● **Direction**: Of all the lines in the material, how many include the word "trên"? Give only the number.

====== Data provided

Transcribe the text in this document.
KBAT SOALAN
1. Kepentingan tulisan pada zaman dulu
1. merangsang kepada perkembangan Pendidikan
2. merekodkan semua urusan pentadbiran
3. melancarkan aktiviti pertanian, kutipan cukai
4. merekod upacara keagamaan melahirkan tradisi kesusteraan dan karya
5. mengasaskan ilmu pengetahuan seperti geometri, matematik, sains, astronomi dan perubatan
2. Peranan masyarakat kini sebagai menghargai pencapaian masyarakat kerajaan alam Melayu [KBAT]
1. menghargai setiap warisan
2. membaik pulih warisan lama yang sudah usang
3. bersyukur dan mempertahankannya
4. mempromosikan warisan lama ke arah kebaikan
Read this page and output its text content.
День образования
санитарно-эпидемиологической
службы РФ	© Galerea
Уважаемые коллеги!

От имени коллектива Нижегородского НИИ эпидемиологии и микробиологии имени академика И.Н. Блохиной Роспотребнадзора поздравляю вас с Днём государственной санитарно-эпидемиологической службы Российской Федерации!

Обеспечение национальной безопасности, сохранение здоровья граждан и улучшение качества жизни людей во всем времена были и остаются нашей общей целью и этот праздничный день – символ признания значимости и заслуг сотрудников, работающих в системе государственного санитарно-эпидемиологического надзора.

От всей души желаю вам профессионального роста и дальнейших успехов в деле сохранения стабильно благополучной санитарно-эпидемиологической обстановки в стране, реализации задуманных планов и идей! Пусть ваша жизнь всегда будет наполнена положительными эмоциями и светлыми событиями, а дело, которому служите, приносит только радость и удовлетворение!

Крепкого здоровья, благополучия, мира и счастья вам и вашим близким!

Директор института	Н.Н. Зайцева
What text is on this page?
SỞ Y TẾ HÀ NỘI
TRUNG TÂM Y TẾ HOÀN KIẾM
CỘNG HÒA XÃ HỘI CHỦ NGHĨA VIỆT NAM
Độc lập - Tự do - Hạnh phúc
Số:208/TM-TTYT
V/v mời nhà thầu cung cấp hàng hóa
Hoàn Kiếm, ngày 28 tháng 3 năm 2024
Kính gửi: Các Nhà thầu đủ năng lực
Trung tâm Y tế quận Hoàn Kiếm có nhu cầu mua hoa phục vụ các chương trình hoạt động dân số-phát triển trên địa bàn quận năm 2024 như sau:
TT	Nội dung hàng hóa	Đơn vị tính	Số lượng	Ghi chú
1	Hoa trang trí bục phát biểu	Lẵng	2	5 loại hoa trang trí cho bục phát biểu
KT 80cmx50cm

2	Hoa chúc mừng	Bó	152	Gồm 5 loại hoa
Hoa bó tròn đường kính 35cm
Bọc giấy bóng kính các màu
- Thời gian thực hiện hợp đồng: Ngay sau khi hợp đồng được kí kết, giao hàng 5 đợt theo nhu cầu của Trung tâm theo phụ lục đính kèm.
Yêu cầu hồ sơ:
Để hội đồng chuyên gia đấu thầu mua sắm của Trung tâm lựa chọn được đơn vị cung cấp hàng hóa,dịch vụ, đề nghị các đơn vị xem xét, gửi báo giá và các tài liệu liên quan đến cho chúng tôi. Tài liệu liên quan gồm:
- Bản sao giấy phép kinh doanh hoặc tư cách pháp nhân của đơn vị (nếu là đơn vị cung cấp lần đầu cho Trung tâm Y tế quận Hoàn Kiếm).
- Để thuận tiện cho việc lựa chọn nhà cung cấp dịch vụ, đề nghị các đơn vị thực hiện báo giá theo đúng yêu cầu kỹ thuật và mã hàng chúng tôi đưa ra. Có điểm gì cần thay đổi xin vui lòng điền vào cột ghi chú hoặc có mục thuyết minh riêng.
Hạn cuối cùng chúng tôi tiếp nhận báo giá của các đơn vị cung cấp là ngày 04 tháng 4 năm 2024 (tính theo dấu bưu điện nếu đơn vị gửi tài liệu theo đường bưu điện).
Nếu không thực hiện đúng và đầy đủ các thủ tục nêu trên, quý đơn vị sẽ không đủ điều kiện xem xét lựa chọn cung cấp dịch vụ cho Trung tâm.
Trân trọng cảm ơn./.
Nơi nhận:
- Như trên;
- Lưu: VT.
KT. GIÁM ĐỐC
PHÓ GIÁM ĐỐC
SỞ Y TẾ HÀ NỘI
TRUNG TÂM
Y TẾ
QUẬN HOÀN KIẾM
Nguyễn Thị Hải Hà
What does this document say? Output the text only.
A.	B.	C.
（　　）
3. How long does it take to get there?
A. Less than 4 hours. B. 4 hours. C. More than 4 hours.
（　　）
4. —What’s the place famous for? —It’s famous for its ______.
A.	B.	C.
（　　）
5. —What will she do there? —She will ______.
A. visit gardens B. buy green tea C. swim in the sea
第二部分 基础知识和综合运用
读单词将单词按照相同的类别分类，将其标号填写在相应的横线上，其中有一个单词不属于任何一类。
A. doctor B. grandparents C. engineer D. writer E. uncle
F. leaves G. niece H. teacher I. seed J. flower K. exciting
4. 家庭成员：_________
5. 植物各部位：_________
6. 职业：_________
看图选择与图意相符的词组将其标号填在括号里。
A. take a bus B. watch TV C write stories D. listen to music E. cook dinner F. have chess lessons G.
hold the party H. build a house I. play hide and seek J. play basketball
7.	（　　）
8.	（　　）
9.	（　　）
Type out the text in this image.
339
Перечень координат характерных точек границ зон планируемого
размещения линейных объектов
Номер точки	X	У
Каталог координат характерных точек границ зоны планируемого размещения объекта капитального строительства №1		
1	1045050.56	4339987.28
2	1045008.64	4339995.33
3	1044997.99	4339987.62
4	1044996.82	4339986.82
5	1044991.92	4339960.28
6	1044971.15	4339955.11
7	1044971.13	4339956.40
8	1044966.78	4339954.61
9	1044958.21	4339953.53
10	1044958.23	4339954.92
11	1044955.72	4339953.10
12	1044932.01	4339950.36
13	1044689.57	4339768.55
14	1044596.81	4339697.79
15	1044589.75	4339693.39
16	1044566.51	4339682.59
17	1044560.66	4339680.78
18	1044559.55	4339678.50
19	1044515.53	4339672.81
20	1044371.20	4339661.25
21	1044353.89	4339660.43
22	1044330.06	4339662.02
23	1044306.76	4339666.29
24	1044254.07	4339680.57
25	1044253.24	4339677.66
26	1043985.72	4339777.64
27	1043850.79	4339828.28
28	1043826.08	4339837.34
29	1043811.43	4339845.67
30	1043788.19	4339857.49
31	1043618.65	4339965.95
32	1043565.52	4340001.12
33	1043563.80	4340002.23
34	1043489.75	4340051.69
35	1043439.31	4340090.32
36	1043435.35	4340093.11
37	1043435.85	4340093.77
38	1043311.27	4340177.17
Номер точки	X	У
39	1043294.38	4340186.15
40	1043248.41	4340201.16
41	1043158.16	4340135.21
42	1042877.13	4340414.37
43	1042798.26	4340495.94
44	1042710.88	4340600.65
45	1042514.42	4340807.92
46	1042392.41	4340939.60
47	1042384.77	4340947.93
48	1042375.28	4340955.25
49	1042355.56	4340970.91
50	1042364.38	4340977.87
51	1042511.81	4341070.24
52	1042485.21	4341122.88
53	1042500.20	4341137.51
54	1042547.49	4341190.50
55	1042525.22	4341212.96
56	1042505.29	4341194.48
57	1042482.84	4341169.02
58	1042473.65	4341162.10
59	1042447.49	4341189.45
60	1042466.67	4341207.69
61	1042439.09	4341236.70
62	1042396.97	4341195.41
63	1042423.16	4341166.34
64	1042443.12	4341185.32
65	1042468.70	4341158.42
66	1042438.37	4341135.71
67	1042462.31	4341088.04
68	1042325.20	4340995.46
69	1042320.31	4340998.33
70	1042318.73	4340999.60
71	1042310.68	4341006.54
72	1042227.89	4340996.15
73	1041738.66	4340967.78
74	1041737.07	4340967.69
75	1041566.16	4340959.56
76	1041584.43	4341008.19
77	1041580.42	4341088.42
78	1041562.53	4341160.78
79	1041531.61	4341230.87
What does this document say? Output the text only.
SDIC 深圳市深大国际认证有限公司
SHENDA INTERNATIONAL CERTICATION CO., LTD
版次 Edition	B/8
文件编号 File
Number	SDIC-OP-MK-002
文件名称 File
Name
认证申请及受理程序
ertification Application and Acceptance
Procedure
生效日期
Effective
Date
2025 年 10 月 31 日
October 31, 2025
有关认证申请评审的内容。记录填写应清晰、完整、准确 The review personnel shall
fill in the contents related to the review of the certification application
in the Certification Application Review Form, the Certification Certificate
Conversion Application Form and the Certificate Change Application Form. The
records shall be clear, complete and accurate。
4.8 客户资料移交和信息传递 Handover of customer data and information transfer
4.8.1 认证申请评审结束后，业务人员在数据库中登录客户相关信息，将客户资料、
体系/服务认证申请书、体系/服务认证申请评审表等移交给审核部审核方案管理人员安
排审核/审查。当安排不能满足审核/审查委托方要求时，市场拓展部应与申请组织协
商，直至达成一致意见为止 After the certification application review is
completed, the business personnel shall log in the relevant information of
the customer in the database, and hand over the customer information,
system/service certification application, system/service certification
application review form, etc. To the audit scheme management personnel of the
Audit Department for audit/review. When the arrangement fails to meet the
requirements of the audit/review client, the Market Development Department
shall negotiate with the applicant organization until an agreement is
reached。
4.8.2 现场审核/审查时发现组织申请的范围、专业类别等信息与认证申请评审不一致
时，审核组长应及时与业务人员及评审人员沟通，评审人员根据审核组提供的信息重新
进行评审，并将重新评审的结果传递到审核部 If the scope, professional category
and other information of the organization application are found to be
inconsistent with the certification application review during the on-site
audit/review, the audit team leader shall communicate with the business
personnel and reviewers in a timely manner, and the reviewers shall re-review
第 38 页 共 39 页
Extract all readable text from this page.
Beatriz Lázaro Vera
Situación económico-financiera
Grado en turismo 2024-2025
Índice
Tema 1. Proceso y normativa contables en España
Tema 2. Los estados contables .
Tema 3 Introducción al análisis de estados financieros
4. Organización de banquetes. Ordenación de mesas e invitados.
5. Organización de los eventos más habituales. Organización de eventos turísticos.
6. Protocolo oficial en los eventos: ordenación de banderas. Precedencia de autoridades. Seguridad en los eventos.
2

============

● **Result of the exercise**: 3